Instruction => In the lines below, find how many contain the word "entre" and report that figure alone.

Start of Data shown

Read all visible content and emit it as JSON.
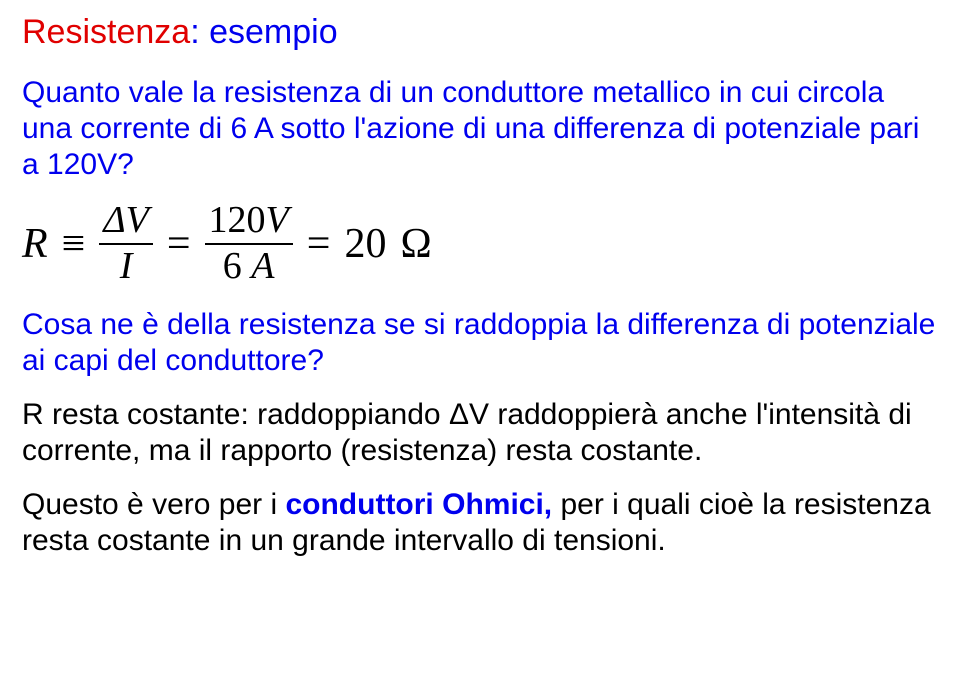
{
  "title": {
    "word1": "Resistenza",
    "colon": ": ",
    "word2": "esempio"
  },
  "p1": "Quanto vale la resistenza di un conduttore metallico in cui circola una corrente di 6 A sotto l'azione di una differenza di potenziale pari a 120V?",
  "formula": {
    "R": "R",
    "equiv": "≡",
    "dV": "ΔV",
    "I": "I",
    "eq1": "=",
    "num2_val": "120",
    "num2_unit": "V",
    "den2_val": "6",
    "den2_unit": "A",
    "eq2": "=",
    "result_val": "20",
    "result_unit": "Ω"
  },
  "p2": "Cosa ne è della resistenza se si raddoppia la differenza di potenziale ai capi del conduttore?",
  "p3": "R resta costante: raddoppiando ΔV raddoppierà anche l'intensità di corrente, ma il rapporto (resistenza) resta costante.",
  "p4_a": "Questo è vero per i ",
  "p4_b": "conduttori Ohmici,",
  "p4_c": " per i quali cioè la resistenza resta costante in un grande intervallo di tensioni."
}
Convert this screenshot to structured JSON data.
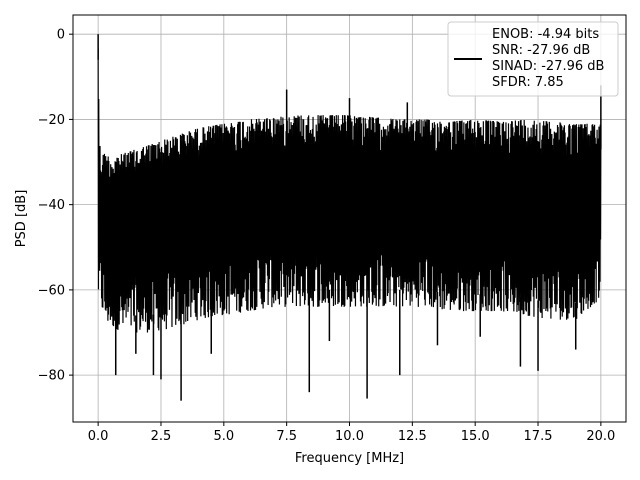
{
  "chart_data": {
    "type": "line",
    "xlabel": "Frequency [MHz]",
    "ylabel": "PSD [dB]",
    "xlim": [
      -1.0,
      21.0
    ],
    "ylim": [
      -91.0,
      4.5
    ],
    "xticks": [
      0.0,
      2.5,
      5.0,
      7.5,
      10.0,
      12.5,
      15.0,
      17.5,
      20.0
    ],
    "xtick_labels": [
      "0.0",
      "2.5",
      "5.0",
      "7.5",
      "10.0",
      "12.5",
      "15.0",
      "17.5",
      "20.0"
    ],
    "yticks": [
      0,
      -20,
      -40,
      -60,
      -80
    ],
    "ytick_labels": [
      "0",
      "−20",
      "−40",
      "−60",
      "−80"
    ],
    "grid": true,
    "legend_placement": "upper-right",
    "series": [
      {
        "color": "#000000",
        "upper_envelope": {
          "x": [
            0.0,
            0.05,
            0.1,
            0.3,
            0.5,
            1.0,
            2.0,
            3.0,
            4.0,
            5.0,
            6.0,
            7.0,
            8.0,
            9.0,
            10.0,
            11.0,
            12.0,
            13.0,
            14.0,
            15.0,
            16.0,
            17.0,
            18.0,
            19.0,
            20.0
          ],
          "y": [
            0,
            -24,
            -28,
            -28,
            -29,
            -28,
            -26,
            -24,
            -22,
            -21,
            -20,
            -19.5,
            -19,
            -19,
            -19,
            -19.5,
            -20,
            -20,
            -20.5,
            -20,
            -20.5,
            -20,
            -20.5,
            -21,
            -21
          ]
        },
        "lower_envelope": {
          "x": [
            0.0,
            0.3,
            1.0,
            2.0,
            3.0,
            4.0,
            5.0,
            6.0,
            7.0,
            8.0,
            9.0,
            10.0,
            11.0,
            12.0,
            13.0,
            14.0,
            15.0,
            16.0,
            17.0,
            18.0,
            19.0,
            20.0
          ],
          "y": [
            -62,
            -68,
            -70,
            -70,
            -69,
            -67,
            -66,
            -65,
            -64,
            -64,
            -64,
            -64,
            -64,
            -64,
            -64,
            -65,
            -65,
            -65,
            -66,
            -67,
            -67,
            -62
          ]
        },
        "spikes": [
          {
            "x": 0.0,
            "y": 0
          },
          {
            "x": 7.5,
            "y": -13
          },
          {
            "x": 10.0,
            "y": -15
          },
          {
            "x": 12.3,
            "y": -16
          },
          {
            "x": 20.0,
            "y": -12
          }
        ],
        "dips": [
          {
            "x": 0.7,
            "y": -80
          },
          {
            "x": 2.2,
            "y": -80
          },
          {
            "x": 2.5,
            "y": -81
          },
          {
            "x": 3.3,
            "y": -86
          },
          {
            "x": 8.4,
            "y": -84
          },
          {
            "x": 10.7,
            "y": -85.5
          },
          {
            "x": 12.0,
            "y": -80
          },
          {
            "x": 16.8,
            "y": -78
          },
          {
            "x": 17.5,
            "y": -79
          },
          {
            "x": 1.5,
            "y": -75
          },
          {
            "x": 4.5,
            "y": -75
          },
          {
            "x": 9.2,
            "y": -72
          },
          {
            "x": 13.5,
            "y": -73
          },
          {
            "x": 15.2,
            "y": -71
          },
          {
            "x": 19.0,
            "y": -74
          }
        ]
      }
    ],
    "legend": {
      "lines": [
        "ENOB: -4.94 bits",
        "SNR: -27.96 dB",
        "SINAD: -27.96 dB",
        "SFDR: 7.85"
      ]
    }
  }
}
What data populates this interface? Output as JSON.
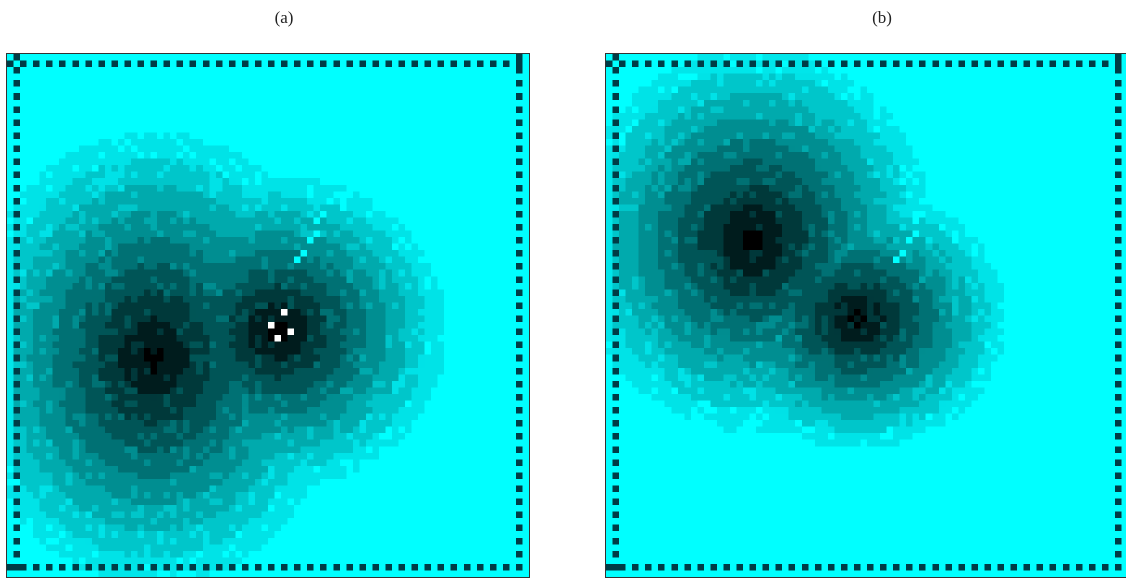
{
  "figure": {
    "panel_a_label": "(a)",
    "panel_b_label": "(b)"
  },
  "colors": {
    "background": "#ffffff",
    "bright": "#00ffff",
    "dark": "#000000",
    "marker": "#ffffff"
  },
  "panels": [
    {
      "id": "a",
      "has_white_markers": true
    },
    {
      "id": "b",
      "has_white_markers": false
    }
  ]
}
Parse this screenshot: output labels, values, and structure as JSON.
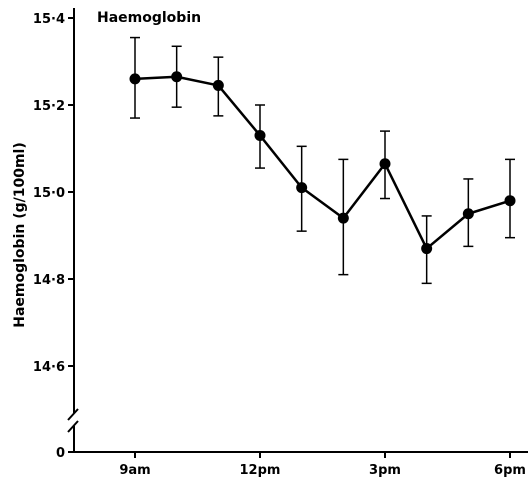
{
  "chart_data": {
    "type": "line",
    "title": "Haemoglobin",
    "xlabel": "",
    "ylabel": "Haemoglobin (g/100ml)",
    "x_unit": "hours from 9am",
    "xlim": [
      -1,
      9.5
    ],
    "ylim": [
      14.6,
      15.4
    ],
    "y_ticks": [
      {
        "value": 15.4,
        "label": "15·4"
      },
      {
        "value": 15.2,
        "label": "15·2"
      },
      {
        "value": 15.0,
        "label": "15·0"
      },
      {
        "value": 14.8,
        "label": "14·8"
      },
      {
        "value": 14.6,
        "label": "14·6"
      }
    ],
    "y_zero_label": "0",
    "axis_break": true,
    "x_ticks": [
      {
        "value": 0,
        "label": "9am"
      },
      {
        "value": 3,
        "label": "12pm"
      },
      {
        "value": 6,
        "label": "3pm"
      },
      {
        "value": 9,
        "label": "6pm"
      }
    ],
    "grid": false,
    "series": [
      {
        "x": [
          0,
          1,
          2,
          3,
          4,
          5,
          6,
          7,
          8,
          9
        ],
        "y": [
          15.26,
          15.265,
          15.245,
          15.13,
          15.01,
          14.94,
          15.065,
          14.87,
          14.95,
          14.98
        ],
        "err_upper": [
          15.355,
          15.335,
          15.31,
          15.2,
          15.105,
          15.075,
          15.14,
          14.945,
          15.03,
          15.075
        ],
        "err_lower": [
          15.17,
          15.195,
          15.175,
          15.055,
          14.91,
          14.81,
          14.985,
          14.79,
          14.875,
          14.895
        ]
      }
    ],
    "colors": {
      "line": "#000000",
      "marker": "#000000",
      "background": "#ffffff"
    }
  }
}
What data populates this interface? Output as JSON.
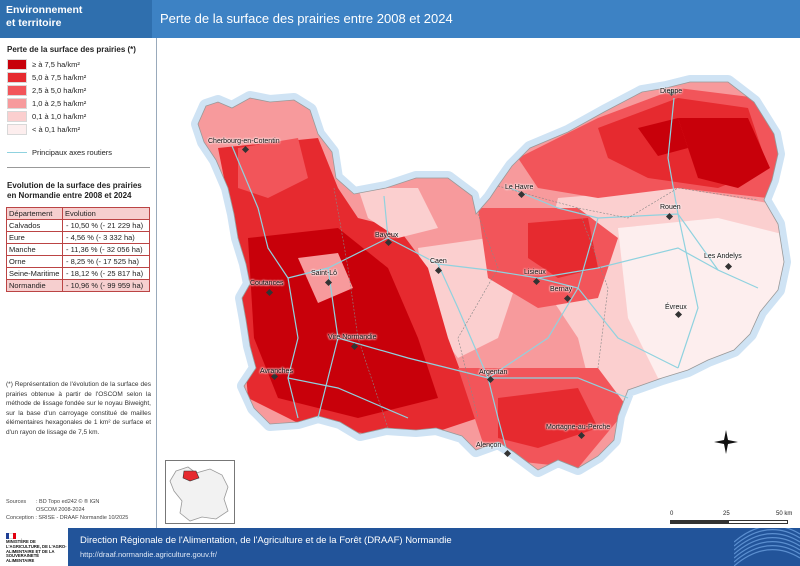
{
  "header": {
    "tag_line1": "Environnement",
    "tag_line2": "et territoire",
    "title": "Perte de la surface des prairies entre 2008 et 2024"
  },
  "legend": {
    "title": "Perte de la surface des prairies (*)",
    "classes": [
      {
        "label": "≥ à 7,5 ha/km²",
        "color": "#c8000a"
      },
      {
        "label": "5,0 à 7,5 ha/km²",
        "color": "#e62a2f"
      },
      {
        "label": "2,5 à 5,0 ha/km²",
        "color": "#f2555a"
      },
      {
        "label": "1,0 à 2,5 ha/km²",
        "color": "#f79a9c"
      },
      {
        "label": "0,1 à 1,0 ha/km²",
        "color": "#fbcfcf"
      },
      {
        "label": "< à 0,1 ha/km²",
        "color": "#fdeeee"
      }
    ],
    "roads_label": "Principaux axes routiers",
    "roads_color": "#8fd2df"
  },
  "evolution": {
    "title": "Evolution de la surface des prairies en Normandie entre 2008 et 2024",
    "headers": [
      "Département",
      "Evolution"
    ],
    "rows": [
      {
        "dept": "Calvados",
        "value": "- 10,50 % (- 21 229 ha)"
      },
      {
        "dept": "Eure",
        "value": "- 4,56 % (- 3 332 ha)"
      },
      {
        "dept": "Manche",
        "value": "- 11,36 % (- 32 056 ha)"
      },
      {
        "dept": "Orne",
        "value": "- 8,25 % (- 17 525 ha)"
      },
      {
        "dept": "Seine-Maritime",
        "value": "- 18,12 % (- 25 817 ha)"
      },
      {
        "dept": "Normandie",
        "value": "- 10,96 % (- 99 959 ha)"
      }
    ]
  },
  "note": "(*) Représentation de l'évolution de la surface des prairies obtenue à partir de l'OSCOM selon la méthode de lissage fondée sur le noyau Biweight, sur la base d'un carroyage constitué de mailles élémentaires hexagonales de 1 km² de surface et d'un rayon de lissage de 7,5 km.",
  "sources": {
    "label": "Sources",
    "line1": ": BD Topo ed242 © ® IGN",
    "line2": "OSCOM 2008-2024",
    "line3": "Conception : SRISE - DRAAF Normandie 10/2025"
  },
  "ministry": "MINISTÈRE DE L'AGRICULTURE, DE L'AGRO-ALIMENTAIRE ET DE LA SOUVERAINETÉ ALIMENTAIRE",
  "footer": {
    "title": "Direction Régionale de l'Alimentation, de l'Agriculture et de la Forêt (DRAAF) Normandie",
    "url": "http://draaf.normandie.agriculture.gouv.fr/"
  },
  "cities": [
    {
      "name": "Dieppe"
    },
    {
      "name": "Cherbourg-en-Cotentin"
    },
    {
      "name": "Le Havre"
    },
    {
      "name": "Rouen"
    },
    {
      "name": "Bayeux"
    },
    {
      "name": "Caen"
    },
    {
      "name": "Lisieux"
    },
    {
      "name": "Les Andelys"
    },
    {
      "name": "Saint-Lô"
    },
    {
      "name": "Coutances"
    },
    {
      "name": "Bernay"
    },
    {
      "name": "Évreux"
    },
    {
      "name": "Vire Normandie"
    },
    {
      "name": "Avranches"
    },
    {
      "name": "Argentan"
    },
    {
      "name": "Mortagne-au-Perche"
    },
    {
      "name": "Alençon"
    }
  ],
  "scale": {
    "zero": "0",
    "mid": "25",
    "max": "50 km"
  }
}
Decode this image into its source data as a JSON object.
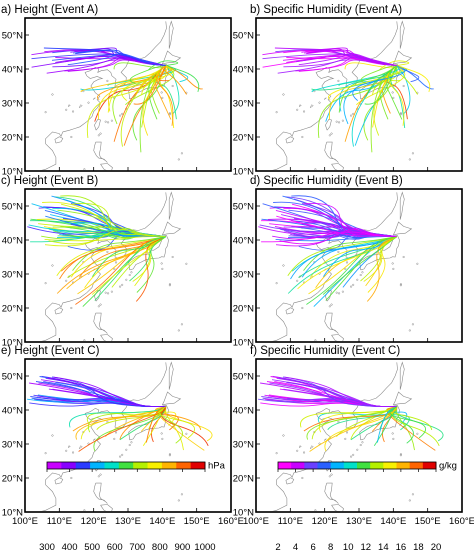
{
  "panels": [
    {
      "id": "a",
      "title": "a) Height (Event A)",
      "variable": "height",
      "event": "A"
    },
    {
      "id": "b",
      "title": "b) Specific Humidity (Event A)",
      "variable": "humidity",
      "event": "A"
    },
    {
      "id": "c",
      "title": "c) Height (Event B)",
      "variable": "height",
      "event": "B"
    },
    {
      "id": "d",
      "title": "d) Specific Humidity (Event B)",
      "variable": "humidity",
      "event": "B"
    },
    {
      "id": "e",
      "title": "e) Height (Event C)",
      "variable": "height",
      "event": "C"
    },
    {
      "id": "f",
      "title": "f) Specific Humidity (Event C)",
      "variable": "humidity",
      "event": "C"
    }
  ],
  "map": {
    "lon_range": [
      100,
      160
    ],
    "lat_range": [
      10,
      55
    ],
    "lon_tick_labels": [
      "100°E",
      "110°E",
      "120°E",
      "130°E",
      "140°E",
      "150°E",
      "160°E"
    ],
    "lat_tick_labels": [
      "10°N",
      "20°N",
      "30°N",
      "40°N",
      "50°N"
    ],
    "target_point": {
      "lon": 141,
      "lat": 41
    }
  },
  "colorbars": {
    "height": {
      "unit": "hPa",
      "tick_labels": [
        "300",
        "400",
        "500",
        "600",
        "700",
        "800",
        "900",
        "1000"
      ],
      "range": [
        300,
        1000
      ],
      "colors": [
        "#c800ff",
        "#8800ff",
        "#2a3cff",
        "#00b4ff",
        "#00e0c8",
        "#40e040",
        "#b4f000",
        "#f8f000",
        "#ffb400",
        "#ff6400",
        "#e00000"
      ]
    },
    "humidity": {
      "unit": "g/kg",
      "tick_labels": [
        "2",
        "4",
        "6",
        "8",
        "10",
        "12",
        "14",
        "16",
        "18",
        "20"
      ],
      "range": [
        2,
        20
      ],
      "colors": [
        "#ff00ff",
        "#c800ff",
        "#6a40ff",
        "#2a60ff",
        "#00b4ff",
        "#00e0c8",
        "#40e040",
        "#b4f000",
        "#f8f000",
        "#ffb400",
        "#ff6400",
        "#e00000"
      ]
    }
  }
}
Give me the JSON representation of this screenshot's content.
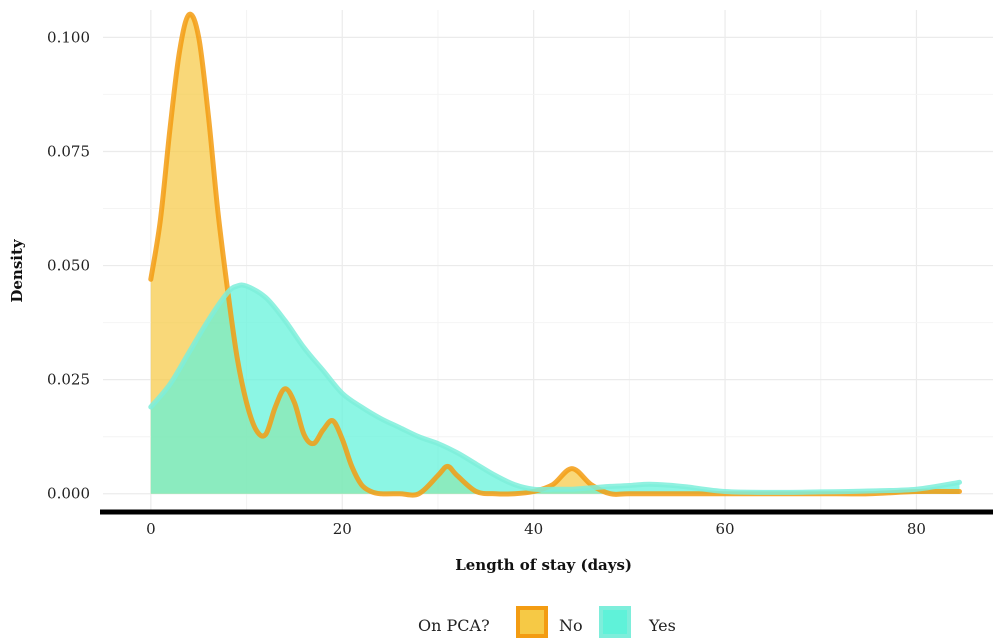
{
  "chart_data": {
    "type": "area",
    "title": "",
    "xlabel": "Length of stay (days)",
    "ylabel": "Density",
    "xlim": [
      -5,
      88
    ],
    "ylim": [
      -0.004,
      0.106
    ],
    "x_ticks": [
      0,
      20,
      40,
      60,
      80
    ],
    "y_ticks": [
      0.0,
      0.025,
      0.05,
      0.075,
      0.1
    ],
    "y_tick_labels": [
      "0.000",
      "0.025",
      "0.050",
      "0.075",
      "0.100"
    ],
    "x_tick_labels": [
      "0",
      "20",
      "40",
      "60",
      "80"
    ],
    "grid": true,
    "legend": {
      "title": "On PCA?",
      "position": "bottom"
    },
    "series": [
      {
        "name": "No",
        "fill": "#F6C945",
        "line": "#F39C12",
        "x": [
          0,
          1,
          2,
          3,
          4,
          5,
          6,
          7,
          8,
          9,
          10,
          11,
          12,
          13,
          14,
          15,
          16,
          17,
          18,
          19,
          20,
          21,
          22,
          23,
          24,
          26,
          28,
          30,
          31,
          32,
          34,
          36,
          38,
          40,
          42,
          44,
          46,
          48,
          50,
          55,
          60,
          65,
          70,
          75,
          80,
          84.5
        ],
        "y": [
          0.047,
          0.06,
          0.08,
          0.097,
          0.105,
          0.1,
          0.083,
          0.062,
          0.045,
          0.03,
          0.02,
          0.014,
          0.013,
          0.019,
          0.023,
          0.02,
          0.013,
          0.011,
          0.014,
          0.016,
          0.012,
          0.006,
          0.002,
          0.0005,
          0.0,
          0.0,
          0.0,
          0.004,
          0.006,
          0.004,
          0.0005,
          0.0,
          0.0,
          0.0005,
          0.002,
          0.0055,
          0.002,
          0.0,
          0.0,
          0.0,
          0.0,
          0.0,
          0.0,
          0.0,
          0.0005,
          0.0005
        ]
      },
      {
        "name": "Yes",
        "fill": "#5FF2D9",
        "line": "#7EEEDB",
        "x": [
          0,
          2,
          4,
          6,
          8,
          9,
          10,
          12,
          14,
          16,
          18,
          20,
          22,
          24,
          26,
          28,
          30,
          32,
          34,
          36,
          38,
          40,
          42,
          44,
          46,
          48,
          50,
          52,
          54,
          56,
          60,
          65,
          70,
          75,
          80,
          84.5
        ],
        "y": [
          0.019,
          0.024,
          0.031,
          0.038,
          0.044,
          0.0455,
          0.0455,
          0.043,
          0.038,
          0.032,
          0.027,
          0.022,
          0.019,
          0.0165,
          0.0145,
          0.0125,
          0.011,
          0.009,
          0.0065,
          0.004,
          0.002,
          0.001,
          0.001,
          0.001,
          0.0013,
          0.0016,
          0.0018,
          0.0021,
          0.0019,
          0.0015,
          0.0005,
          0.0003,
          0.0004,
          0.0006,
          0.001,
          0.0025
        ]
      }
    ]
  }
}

End of Data shown

Exercise output => 2